-- START OF DATA FOR THIS EXERCISE --

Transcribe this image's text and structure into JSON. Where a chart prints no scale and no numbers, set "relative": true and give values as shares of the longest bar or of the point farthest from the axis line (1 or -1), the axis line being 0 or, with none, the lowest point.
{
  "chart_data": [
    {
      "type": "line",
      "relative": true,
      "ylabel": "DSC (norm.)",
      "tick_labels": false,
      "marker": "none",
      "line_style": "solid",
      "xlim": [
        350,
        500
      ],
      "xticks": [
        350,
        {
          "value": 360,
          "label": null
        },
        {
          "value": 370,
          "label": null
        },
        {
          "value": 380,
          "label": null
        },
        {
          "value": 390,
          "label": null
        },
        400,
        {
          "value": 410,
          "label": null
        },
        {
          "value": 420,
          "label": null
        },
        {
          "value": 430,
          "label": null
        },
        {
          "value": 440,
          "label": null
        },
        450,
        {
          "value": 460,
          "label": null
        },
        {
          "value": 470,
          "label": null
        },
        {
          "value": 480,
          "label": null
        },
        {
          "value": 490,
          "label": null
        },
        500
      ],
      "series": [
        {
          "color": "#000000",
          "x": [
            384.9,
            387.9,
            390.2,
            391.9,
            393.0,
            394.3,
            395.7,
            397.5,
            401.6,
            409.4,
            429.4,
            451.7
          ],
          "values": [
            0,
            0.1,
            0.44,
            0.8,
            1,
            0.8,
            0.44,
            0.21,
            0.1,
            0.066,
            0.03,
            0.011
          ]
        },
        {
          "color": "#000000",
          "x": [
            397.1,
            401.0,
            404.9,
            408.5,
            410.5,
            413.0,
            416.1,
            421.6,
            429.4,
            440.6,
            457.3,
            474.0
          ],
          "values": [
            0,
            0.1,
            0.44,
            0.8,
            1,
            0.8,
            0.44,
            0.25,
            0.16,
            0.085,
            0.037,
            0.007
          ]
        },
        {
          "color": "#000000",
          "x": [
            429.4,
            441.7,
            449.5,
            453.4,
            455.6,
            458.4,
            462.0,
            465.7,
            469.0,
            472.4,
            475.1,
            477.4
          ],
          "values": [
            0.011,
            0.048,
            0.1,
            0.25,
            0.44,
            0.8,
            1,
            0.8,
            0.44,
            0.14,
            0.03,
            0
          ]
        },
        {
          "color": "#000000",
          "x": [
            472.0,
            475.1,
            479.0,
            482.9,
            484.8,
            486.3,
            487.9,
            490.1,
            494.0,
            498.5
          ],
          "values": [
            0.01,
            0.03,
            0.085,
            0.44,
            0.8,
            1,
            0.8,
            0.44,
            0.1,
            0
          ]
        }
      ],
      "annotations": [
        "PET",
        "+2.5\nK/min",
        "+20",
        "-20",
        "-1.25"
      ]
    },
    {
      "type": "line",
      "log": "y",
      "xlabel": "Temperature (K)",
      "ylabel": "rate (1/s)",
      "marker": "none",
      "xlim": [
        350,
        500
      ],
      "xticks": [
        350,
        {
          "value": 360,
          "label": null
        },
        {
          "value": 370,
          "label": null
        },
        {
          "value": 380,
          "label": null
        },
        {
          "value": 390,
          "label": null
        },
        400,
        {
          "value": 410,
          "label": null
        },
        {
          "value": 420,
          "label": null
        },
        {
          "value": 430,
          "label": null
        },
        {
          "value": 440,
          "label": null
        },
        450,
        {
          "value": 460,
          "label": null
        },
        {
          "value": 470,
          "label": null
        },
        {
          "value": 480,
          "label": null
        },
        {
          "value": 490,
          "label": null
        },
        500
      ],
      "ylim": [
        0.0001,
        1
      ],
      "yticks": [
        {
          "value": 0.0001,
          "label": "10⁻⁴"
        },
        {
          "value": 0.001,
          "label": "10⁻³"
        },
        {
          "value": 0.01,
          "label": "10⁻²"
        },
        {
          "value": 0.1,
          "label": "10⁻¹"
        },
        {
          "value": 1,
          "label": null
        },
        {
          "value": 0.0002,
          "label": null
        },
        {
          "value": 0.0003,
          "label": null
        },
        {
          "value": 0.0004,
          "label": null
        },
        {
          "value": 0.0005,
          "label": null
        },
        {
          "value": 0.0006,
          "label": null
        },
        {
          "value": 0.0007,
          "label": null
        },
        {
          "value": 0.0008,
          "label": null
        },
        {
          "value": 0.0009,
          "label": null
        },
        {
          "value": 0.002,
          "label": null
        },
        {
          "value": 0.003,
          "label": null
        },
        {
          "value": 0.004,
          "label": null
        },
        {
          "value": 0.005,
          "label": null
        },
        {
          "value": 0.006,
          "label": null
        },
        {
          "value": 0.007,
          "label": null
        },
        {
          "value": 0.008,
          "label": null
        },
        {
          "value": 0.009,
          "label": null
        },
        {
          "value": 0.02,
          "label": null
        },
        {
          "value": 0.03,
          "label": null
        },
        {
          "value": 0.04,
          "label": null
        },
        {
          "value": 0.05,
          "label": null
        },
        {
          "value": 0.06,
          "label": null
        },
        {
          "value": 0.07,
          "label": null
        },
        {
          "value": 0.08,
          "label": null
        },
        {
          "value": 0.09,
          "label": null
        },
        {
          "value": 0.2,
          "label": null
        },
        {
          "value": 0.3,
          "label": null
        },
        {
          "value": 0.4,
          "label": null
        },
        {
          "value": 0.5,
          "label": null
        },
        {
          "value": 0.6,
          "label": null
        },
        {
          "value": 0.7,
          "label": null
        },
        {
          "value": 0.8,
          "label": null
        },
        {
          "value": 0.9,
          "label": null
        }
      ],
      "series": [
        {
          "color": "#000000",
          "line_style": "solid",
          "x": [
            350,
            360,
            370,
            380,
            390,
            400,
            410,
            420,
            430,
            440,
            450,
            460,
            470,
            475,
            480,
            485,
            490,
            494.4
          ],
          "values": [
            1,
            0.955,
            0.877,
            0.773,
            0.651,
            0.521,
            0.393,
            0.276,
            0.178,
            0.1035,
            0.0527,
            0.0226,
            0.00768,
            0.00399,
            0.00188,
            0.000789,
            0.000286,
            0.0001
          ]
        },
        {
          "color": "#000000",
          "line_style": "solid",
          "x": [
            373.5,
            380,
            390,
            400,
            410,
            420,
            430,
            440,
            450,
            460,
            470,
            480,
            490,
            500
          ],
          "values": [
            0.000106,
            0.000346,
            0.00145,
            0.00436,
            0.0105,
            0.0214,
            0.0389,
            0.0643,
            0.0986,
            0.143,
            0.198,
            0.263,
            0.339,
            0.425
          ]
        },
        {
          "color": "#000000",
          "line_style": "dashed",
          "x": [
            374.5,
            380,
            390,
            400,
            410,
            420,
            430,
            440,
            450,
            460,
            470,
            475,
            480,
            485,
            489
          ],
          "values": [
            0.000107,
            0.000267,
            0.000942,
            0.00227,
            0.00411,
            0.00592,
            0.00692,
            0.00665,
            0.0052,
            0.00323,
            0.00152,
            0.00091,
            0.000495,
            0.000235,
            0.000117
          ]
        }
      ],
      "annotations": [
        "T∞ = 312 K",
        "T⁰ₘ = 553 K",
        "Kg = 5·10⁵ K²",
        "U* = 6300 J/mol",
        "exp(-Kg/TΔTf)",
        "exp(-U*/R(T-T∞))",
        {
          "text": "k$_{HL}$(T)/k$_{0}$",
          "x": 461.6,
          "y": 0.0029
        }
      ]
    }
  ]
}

-- END OF DATA FOR THIS EXERCISE --

:: WHAT IS EXPECTED ::
Out of the material above, gather each line where "relative" appears.

:: ANSWER TO THIS PROBLEM ::
Transcribe this image's text and structure into JSON. Where a chart prints no scale and no numbers, set "relative": true and give values as shares of the longest bar or of the point farthest from the axis line (1 or -1), the axis line being 0 or, with none, the lowest point.
      "relative": true,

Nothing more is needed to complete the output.